■ **What you have to do**: Pick out each line in these entries that contains the string "countries".

■ **Records shown**:
◆ ◆ ◆

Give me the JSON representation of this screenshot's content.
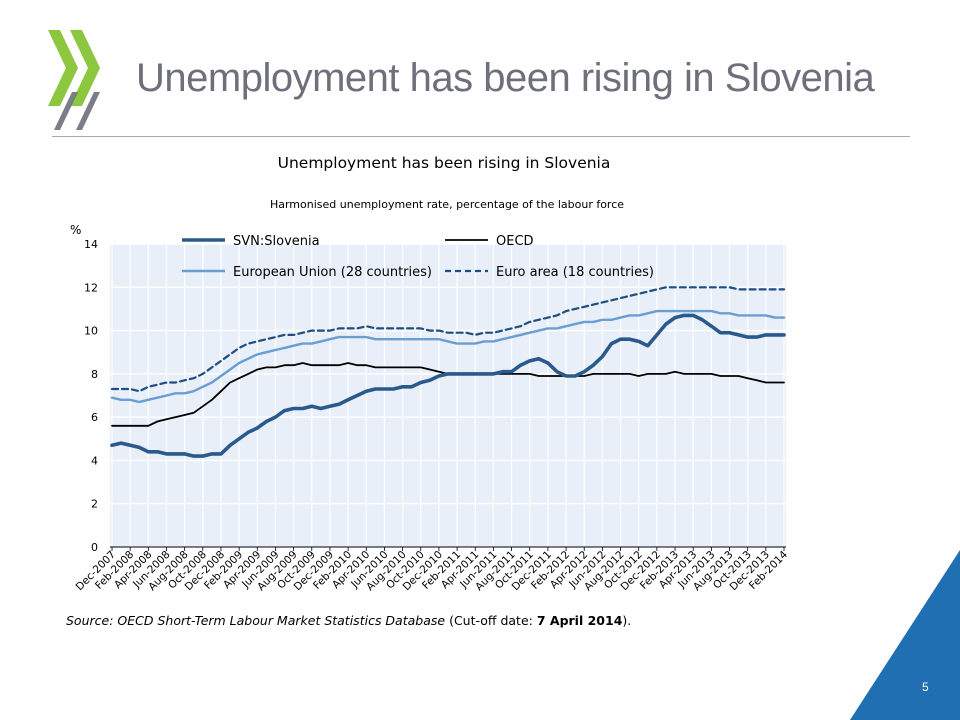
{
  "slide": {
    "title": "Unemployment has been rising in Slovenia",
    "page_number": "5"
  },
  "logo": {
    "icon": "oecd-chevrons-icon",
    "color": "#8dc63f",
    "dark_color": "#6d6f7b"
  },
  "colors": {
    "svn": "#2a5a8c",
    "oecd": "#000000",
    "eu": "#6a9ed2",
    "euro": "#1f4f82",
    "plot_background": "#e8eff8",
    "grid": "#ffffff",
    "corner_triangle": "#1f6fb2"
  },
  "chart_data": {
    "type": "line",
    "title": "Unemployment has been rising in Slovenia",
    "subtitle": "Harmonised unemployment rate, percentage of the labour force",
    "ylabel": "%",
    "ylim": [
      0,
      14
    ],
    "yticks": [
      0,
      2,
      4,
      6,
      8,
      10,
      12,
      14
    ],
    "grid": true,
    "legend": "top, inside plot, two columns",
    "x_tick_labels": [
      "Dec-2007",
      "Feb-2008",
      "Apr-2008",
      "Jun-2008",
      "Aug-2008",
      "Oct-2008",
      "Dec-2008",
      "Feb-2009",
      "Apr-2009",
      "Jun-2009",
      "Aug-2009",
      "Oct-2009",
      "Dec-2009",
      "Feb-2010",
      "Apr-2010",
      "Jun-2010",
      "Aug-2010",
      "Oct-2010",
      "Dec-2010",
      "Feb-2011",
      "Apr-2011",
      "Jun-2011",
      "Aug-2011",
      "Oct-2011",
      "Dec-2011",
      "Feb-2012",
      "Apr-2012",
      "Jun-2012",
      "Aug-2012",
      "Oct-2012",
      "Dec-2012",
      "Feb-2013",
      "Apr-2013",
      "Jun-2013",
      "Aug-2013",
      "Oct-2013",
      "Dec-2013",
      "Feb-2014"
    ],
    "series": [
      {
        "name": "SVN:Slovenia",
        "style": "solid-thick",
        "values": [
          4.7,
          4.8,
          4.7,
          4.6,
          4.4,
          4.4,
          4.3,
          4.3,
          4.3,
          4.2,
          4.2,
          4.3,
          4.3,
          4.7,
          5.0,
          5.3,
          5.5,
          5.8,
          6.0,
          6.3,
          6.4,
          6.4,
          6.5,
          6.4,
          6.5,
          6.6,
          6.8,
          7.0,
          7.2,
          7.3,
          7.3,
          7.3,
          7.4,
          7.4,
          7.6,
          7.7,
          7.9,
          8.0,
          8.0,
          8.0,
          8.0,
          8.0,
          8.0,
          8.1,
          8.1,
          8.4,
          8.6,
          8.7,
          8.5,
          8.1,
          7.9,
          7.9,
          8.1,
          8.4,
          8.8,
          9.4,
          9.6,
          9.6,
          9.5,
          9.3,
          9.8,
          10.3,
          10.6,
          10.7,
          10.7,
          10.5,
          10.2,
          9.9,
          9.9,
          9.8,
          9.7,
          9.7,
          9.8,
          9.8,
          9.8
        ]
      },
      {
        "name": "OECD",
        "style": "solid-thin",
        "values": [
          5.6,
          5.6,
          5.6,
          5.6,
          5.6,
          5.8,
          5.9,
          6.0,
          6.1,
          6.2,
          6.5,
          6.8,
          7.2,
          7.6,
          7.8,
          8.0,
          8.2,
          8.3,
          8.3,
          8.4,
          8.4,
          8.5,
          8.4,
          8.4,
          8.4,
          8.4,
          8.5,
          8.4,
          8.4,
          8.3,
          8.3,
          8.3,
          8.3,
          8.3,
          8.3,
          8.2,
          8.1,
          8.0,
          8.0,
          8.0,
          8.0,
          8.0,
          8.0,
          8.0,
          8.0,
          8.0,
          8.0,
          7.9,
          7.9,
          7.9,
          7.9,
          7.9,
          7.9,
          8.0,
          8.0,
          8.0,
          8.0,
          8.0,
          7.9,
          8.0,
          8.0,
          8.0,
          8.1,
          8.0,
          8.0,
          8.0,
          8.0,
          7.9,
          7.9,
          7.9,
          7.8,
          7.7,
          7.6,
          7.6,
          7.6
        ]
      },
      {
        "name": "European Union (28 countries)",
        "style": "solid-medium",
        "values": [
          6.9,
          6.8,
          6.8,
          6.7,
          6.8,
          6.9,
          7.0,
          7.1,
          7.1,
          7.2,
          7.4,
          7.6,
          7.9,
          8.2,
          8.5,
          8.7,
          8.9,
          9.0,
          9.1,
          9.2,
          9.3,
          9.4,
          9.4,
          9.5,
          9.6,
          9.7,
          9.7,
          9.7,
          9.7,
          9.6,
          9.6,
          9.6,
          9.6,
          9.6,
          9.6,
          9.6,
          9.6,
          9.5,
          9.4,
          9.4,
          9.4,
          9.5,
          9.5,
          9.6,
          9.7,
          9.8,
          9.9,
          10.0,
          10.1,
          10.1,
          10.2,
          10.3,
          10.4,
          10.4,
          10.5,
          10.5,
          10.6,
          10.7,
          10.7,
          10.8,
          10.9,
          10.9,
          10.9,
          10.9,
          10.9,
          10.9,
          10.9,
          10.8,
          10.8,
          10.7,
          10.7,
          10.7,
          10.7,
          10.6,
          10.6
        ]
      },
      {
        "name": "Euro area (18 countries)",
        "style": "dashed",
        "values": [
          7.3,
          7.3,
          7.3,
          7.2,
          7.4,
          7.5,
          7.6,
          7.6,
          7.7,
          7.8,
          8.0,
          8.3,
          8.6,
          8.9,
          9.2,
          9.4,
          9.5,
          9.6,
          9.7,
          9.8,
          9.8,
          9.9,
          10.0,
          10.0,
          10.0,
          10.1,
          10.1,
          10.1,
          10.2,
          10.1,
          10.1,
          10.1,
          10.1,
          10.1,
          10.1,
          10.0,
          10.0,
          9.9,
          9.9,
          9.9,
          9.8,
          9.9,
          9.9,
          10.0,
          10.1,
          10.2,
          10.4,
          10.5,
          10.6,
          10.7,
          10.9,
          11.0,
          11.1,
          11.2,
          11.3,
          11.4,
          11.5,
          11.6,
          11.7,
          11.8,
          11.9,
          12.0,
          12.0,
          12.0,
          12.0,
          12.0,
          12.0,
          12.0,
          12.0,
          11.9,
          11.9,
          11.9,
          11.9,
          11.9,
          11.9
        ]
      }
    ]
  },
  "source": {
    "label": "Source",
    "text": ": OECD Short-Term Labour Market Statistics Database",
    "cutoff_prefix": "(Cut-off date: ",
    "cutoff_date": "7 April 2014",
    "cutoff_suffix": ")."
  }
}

◆ ◆ ◆

■ **Problem solution**:
        "name": "European Union (28 countries)",
        "name": "Euro area (18 countries)",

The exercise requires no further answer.